Exercise objective
Only lines with the word "María" are needed; collect each of them from the listing below.

::: Data section :::

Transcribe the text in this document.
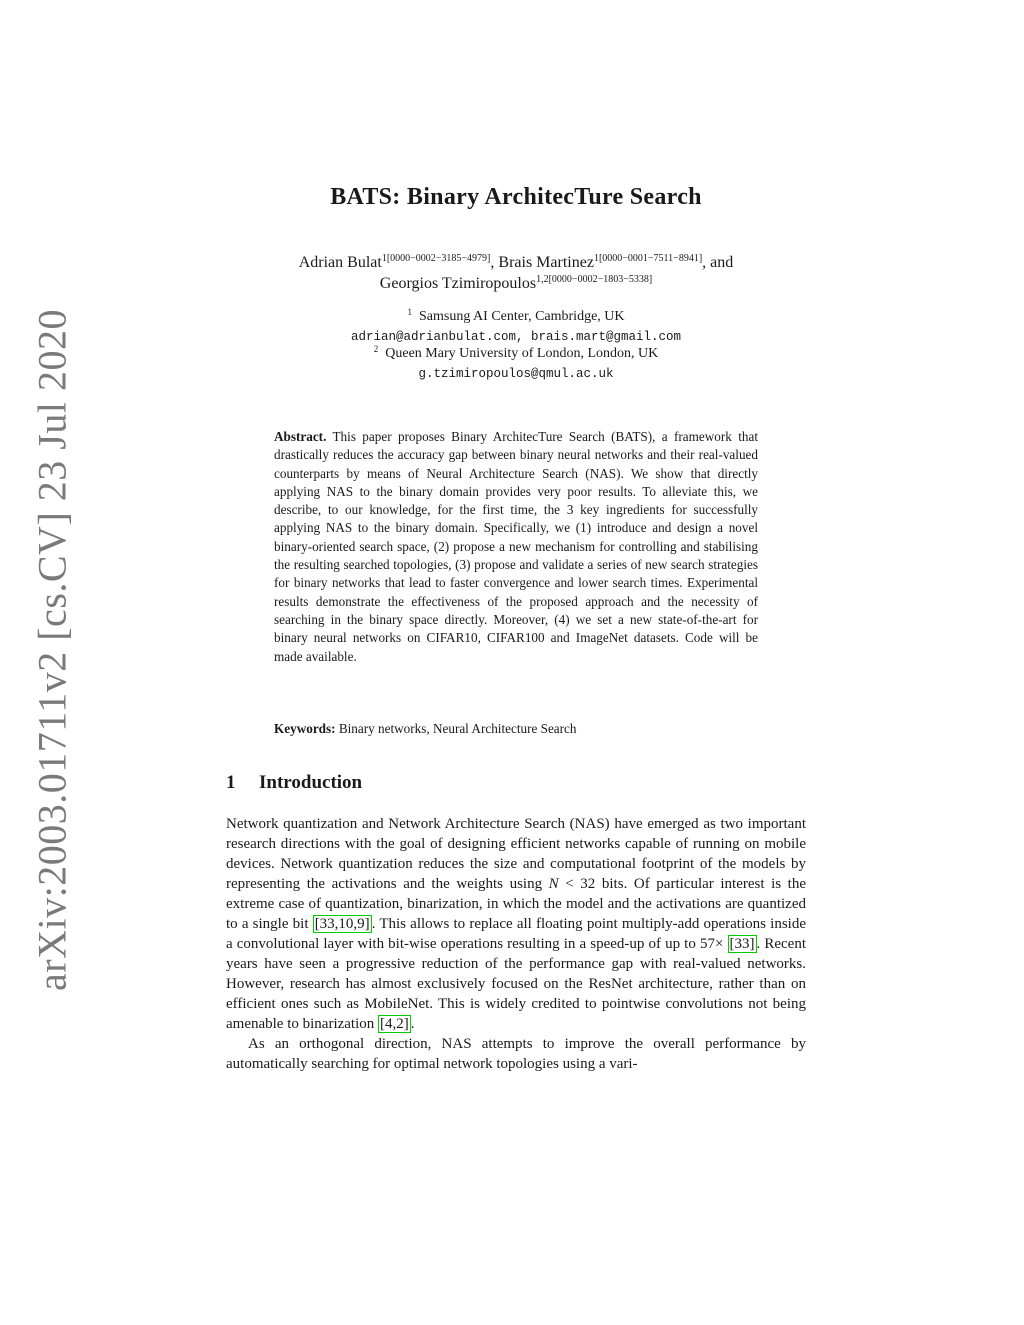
arXiv:2003.01711v2 [cs.CV] 23 Jul 2020
BATS: Binary ArchitecTure Search
Adrian Bulat$^{1[0000-0002-3185-4979]}$, Brais Martinez$^{1[0000-0001-7511-8941]}$, and
Georgios Tzimiropoulos$^{1,2[0000-0002-1803-5338]}$
$^1$ Samsung AI Center, Cambridge, UK
adrian@adrianbulat.com, brais.mart@gmail.com
$^2$ Queen Mary University of London, London, UK
g.tzimiropoulos@qmul.ac.uk
Abstract. This paper proposes Binary ArchitecTure Search (BATS), a framework that drastically reduces the accuracy gap between binary neural networks and their real-valued counterparts by means of Neural Architecture Search (NAS). We show that directly applying NAS to the binary domain provides very poor results. To alleviate this, we describe, to our knowledge, for the first time, the 3 key ingredients for successfully applying NAS to the binary domain. Specifically, we (1) introduce and design a novel binary-oriented search space, (2) propose a new mechanism for controlling and stabilising the resulting searched topologies, (3) propose and validate a series of new search strategies for binary networks that lead to faster convergence and lower search times. Experimental results demonstrate the effectiveness of the proposed approach and the necessity of searching in the binary space directly. Moreover, (4) we set a new state-of-the-art for binary neural networks on CIFAR10, CIFAR100 and ImageNet datasets. Code will be made available.
Keywords: Binary networks, Neural Architecture Search
1 Introduction

Network quantization and Network Architecture Search (NAS) have emerged as two important research directions with the goal of designing efficient networks capable of running on mobile devices. Network quantization reduces the size and computational footprint of the models by representing the activations and the weights using N < 32 bits. Of particular interest is the extreme case of quantization, binarization, in which the model and the activations are quantized to a single bit [33,10,9] . This allows to replace all floating point multiply-add operations inside a convolutional layer with bit-wise operations resulting in a speed-up of up to 57× [33] . Recent years have seen a progressive reduction of the performance gap with real-valued networks. However, research has almost exclusively focused on the ResNet architecture, rather than on efficient ones such as MobileNet. This is widely credited to pointwise convolutions not being amenable to binarization [4,2] .

As an orthogonal direction, NAS attempts to improve the overall performance by automatically searching for optimal network topologies using a vari-
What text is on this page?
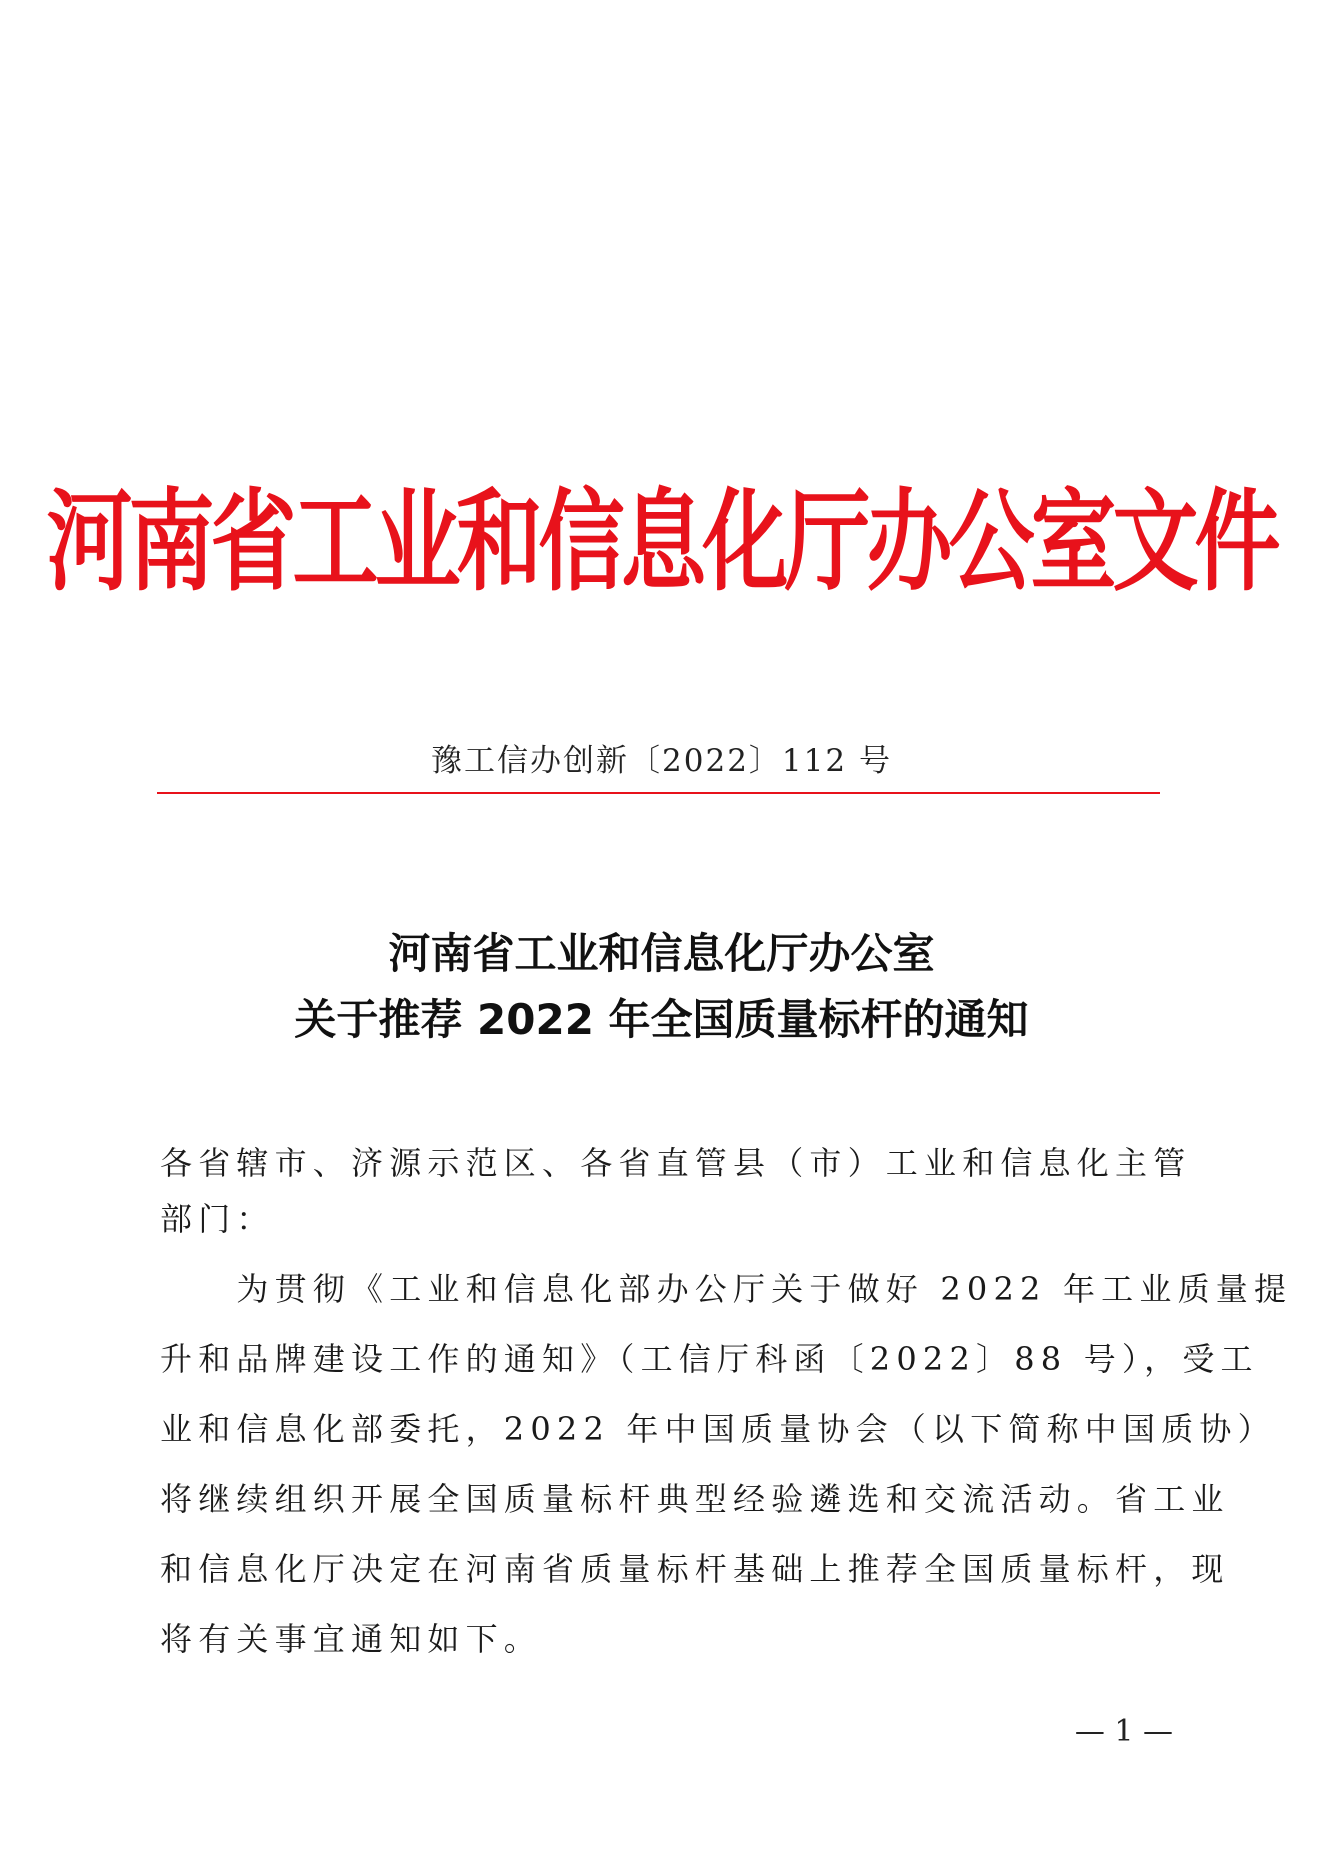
河南省工业和信息化厅办公室文件
豫工信办创新〔2022〕112 号
河南省工业和信息化厅办公室
关于推荐 2022 年全国质量标杆的通知
各省辖市、济源示范区、各省直管县（市）工业和信息化主管
部门：
　　为贯彻《工业和信息化部办公厅关于做好 2022 年工业质量提
升和品牌建设工作的通知》（工信厅科函〔2022〕88 号），受工
业和信息化部委托，2022 年中国质量协会（以下简称中国质协）
将继续组织开展全国质量标杆典型经验遴选和交流活动。省工业
和信息化厅决定在河南省质量标杆基础上推荐全国质量标杆，现
将有关事宜通知如下。
— 1 —
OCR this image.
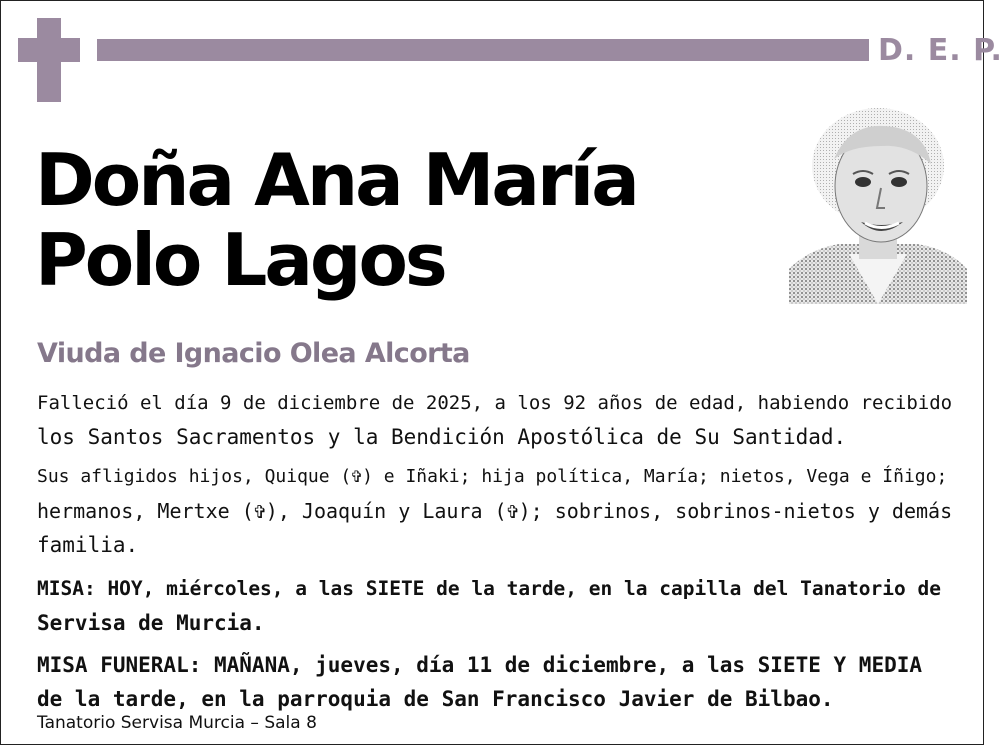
D. E. P.
Doña Ana María
Polo Lagos
Viuda de Ignacio Olea Alcorta
Falleció el día 9 de diciembre de 2025, a los 92 años de edad, habiendo recibido
los Santos Sacramentos y la Bendición Apostólica de Su Santidad.
Sus afligidos hijos, Quique (✞) e Iñaki; hija política, María; nietos, Vega e Íñigo;
hermanos, Mertxe (✞), Joaquín y Laura (✞); sobrinos, sobrinos-nietos y demás
familia.
MISA: HOY, miércoles, a las SIETE de la tarde, en la capilla del Tanatorio de
Servisa de Murcia.
MISA FUNERAL: MAÑANA, jueves, día 11 de diciembre, a las SIETE Y MEDIA
de la tarde, en la parroquia de San Francisco Javier de Bilbao.
Tanatorio Servisa Murcia – Sala 8
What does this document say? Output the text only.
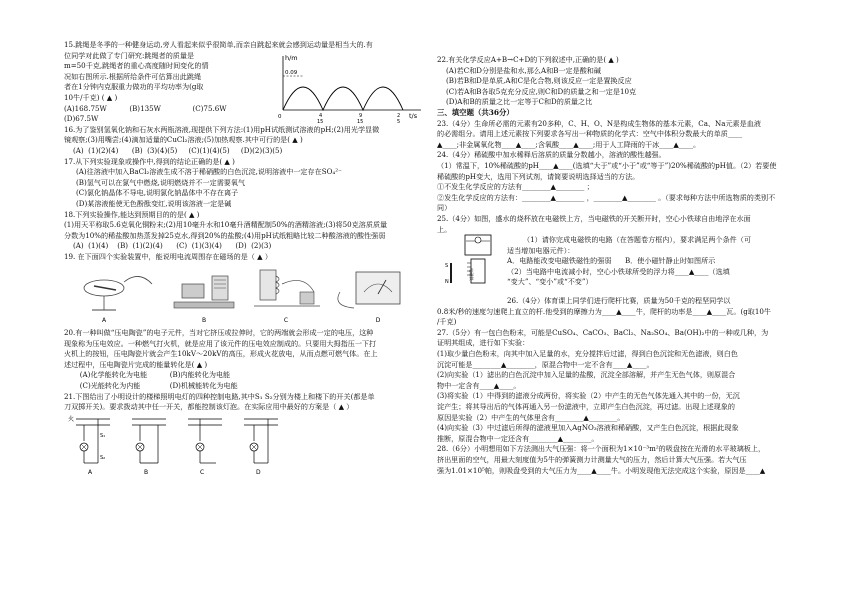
15.跳绳是冬季的一种健身运动,旁人看起来似乎很简单,而亲自跳起来就会感到运动量是相当大的.有

位同学对此做了专门研究:跳绳者的质量是

m=50千克,跳绳者的重心高度随时间变化的情

况如右图所示.根据所给条件可估算出此跳绳

者在1分钟内克服重力做功的平均功率为(g取

10牛/千克) ( ▲ )

(A)168.75W          (B)135W              (C)75.6W

(D)67.5W

h/m
0.09
t/s
0	4
15
9
15
2
5

16.为了鉴别氢氧化钠和石灰水两瓶溶液,现提供下列方法:(1)用pH试纸测试溶液的pH;(2)用光学显微

镜观察;(3)用嘴尝;(4)滴加适量的CuCl₂溶液;(5)加热观察.其中可行的是( ▲ )

(A)  (1)(2)(4)      (B)  (3)(4)(5)     (C)(1)(4)(5)     (D)(2)(3)(5)

17.从下列实验现象或操作中,得到的结论正确的是( ▲ )

(A)往溶液中加入BaCl₂溶液生成不溶于稀硝酸的白色沉淀,说明溶液中一定存在SO₄²⁻

(B)氢气可以在氯气中燃烧,说明燃烧并不一定需要氧气

(C)氯化钠晶体不导电,说明氯化钠晶体中不存在离子

(D)某溶液能使无色酚酞变红,说明该溶液一定是碱

18.下列实验操作,能达到预期目的的是( ▲ )

(1)用天平称取5.6克氧化铜粉末;(2)用10毫升水和10毫升酒精配制50%的酒精溶液;(3)将50克溶质质量

分数为10%的稀盐酸加热蒸发掉25克水,得到20%的盐酸;(4)用pH试纸粗略比较二种酸溶液的酸性强弱

(A)  (1)(4)    (B)  (1)(2)(4)      (C)  (1)(3)(4)      (D)  (2)(3)

19. 在下面四个实验装置中，能说明电流周围存在磁场的是（ ▲ ）

A	B	C	D

20.有一种叫做“压电陶瓷”的电子元件，当对它挤压或拉伸时，它的两端就会形成一定的电压，这种

现象称为压电效应。一种燃气打火机，就是应用了该元件的压电效应制成的。只要用大拇指压一下打

火机上的按钮，压电陶瓷片就会产生10kV～20kV的高压，形成火花放电，从而点燃可燃气体。在上

述过程中，压电陶瓷片完成的能量转化是( ▲ )

(A)化学能转化为电能          (B)内能转化为电能

(C)光能转化为内能             (D)机械能转化为电能

21.下图给出了小明设计的楼梯照明电灯的四种控制电路,其中S₁ S₂分别为楼上和楼下的开关(都是单

刀双掷开关)。要求拨动其中任一开关，都能控制该灯泡。在实际应用中最好的方案是（ ▲ ）

火
S₁
S₂
A	B	C	D

22.有关化学反应A+B→C+D的下列叙述中,正确的是( ▲ )

(A)若C和D分别是盐和水,那么A和B一定是酸和碱

(B)若B和D是单质,A和C是化合物,则该反应一定是置换反应

(C)若A和B各取5克充分反应,则C和D的质量之和一定是10克

(D)A和B的质量之比一定等于C和D的质量之比

三、填空题（共36分）

23.（4分）生命所必需的元素有20多种，C、H、O、N是构成生物体的基本元素，Ca、Na元素是血液

的必需组分。请用上述元素按下列要求各写出一种物质的化学式：空气中体积分数最大的单质____

▲____;非金属氧化物____▲____;含氧酸____▲____;用于人工降雨的干冰____▲____。

24.（4分）稀硫酸中加水稀释后溶质的质量分数越小，溶液的酸性越强。

（1）常温下，10%稀硫酸的pH____▲____(选填“大于”或“小于”或“等于”)20%稀硫酸的pH值。（2）若要使

稀硫酸的pH变大，选用下列试剂，请简要说明选择适当的方法。

①不发生化学反应的方法有________▲________ ；

②发生化学反应的方法有：________▲________ ，________▲________ 。（要求每种方法中所选物质的类别不

同）

25.（4分）如图，盛水的烧杯放在电磁铁上方，当电磁铁的开关断开时，空心小铁球自由地浮在水面

上。

电磁铁
S
N

（1）请你完成电磁铁的电路（在答题卷方框内），要求满足两个条件（可

适当增加电器元件）：

A．电路能改变电磁铁磁性的强弱      B．使小磁针静止时如图所示

（2）当电路中电流减小时，空心小铁球所受的浮力将____▲____（选填

“变大”、“变小”或“不变”）

26.（4分）体育课上同学们进行爬杆比赛，质量为50千克的程坚同学以

0.8米/秒的速度匀速爬上直立的杆.他受到的摩擦力为____▲____牛，爬杆的功率是____▲____瓦。(g取10牛

/千克)

27.（5分）有一包白色粉末，可能是CuSO₄、CaCO₃、BaCl₂、Na₂SO₄、Ba(OH)₂中的一种或几种，为

证明其组成，进行如下实验：

(1)取少量白色粉末，向其中加入足量的水，充分搅拌后过滤，得到白色沉淀和无色滤液，则白色

沉淀可能是________▲________，原混合物中一定不含有____▲____。

(2)向实验（1）滤出的白色沉淀中加入足量的盐酸，沉淀全部溶解，并产生无色气体，则原混合

物中一定含有____▲____。

(3)将实验（1）中得到的滤液分成两份，将实验（2）中产生的无色气体先通入其中的一份，无沉

淀产生；将其导出后的气体再通入另一份滤液中，立即产生白色沉淀，再过滤。出现上述现象的

原因是实验（2）中产生的气体里含有________▲________。

(4)向实验（3）中过滤后所得的滤液里加入AgNO₃溶液和稀硝酸，又产生白色沉淀，根据此现象

推断，原混合物中一定还含有________▲________。

28.（6分）小明想用如下方法测出大气压强：将一个面积为1×10⁻³m²的吸盘按在光滑的水平玻璃板上，

挤出里面的空气，用最大刻度值为5牛的弹簧测力计测量大气的压力，然后计算大气压强。若大气压

强为1.01×10⁵帕，则吸盘受到的大气压力为____▲____牛。小明发现他无法完成这个实验，原因是____▲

:::

Task result
Doña Ana María
Sus afligidos hijos, Quique (✞) e Iñaki; hija política, María; nietos, Vega e Íñigo;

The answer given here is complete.